- WHAT YOU SHOULD DO
Your task is to copy every line of the entries that contains "Steamer".

##### DATA TO PROCESS

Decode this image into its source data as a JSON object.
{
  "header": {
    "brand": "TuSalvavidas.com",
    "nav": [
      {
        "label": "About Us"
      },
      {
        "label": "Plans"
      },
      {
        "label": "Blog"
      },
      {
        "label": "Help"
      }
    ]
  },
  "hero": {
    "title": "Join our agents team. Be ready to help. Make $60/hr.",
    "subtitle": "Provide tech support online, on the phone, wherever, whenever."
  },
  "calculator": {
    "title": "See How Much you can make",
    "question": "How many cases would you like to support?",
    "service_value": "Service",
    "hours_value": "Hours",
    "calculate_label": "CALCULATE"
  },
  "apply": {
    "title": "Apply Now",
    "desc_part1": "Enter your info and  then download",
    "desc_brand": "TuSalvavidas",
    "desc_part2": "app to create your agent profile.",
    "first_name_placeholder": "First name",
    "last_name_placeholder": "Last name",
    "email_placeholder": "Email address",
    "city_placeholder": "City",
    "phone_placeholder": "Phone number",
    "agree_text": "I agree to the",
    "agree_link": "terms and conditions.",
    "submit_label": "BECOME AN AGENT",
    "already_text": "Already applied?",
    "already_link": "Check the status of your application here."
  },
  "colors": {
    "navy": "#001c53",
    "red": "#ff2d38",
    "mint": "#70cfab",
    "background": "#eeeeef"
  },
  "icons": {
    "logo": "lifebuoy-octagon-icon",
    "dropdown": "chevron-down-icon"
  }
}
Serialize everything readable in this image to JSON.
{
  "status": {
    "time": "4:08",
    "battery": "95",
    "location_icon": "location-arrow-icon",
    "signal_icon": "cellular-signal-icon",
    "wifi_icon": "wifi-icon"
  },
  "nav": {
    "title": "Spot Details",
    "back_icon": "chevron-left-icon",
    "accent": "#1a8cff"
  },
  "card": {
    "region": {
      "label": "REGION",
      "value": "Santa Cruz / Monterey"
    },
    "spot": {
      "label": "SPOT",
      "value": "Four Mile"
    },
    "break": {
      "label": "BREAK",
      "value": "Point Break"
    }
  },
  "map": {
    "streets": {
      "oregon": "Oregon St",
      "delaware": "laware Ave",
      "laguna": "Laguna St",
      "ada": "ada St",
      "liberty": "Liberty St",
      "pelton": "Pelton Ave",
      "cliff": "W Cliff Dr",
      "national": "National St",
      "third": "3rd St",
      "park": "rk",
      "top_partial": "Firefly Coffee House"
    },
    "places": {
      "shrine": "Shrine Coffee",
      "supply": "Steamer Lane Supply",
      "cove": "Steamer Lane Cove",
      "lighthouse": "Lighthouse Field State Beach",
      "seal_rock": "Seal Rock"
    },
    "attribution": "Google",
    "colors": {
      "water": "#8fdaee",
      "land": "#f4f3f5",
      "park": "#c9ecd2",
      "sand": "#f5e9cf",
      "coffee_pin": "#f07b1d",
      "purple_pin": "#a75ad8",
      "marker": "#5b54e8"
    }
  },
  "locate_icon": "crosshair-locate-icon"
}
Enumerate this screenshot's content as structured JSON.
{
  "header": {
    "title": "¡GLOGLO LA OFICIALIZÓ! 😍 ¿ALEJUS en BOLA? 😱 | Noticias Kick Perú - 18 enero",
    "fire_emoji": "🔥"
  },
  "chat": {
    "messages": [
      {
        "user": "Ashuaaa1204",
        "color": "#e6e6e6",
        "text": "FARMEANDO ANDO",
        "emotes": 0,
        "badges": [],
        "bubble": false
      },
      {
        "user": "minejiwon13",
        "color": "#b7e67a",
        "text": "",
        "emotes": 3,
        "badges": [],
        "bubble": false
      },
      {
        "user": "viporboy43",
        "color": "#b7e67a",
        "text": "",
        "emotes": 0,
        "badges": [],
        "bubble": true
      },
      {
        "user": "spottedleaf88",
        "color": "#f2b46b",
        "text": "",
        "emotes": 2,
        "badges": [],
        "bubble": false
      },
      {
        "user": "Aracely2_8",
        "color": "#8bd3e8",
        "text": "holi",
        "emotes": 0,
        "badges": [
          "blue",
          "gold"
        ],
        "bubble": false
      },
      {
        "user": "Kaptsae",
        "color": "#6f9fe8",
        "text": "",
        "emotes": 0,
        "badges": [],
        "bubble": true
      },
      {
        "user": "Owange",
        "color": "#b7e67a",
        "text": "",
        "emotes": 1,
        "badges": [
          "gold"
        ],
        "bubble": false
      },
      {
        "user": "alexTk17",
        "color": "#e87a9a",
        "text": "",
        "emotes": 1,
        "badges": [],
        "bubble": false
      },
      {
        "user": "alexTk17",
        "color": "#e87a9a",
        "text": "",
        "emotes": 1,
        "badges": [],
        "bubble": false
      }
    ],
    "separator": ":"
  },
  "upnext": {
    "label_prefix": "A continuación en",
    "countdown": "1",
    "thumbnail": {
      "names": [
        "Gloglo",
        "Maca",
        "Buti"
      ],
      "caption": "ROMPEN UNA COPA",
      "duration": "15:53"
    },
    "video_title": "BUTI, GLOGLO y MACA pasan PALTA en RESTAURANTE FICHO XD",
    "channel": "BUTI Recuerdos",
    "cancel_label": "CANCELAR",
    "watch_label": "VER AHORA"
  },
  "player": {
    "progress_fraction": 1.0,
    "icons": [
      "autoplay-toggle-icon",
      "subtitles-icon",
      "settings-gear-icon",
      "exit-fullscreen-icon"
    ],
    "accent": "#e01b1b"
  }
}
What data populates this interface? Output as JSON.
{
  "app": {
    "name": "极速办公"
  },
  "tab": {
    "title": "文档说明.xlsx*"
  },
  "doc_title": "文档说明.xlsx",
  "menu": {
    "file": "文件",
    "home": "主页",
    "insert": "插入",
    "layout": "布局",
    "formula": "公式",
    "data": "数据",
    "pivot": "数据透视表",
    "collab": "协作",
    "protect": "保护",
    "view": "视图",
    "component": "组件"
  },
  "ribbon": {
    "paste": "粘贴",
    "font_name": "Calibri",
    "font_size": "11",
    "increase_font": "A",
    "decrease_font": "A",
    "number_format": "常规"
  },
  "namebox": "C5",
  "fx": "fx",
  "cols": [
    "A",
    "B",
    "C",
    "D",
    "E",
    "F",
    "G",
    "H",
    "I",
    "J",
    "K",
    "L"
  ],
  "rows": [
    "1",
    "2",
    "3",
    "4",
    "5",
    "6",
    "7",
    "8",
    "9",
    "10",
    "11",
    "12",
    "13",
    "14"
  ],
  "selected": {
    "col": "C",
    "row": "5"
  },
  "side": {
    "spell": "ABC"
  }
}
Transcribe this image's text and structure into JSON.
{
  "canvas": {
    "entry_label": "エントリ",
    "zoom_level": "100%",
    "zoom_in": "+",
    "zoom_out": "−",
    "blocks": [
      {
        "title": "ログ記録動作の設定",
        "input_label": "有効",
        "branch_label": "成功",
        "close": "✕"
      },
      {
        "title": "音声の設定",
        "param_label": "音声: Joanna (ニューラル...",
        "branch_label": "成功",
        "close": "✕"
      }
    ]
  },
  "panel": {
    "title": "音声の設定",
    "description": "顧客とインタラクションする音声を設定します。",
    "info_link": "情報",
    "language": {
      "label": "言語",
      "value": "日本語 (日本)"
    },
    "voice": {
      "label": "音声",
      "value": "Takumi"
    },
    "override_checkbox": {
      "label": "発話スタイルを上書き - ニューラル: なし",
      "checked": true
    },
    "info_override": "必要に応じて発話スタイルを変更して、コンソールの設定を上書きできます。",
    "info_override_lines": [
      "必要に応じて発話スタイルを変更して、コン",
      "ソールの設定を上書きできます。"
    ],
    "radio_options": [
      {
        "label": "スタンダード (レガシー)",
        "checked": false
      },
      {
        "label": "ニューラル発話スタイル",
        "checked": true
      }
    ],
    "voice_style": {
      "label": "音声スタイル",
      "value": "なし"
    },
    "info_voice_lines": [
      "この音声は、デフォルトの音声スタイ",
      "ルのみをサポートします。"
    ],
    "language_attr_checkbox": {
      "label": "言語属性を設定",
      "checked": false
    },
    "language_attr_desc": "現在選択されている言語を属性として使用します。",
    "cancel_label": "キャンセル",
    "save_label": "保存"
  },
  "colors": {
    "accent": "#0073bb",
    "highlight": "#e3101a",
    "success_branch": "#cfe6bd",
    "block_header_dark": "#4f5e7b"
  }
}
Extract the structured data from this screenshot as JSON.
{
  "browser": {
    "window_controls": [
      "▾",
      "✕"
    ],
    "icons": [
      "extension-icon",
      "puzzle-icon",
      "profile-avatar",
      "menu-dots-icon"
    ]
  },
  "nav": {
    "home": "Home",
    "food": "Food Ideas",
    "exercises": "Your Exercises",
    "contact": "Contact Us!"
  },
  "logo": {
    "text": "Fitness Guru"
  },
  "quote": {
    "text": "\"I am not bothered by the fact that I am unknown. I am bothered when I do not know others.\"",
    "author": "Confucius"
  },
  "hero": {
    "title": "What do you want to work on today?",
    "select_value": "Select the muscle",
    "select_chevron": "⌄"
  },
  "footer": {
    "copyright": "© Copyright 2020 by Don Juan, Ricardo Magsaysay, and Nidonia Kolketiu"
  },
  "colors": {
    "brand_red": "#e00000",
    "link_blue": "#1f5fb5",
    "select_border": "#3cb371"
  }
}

##########

- TASK ANSWER
      "supply": "Steamer Lane Supply",
      "cove": "Steamer Lane Cove",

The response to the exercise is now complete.